## BEGIN Data shown

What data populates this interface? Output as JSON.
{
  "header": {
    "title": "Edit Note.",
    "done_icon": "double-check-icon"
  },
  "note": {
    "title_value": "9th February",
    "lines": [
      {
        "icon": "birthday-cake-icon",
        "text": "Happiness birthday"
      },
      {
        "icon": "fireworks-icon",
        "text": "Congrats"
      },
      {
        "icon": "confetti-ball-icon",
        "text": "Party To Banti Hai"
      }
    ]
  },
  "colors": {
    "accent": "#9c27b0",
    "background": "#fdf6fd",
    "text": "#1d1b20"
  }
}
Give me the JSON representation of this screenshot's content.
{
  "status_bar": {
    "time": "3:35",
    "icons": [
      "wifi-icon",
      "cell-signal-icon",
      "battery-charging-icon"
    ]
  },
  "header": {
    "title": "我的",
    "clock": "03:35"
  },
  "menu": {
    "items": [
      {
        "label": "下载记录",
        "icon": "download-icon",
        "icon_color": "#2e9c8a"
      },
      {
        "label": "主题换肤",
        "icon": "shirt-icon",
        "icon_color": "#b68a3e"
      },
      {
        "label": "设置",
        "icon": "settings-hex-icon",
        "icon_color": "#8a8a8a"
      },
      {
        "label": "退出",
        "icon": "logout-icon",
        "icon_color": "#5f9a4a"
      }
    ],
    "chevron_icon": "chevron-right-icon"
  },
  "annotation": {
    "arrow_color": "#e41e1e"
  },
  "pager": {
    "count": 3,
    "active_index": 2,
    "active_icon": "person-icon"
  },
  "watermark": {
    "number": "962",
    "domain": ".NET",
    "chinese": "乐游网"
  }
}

## END Data shown

*Description of the task:* Return each entry from the material above exactly as it appears.

*Response to the exercise:*
What data populates this interface? Output as JSON.
{
  "header": {
    "title": "Edit Note.",
    "done_icon": "double-check-icon"
  },
  "note": {
    "title_value": "9th February",
    "lines": [
      {
        "icon": "birthday-cake-icon",
        "text": "Happiness birthday"
      },
      {
        "icon": "fireworks-icon",
        "text": "Congrats"
      },
      {
        "icon": "confetti-ball-icon",
        "text": "Party To Banti Hai"
      }
    ]
  },
  "colors": {
    "accent": "#9c27b0",
    "background": "#fdf6fd",
    "text": "#1d1b20"
  }
}
Give me the JSON representation of this screenshot's content.
{
  "status_bar": {
    "time": "3:35",
    "icons": [
      "wifi-icon",
      "cell-signal-icon",
      "battery-charging-icon"
    ]
  },
  "header": {
    "title": "我的",
    "clock": "03:35"
  },
  "menu": {
    "items": [
      {
        "label": "下载记录",
        "icon": "download-icon",
        "icon_color": "#2e9c8a"
      },
      {
        "label": "主题换肤",
        "icon": "shirt-icon",
        "icon_color": "#b68a3e"
      },
      {
        "label": "设置",
        "icon": "settings-hex-icon",
        "icon_color": "#8a8a8a"
      },
      {
        "label": "退出",
        "icon": "logout-icon",
        "icon_color": "#5f9a4a"
      }
    ],
    "chevron_icon": "chevron-right-icon"
  },
  "annotation": {
    "arrow_color": "#e41e1e"
  },
  "pager": {
    "count": 3,
    "active_index": 2,
    "active_icon": "person-icon"
  },
  "watermark": {
    "number": "962",
    "domain": ".NET",
    "chinese": "乐游网"
  }
}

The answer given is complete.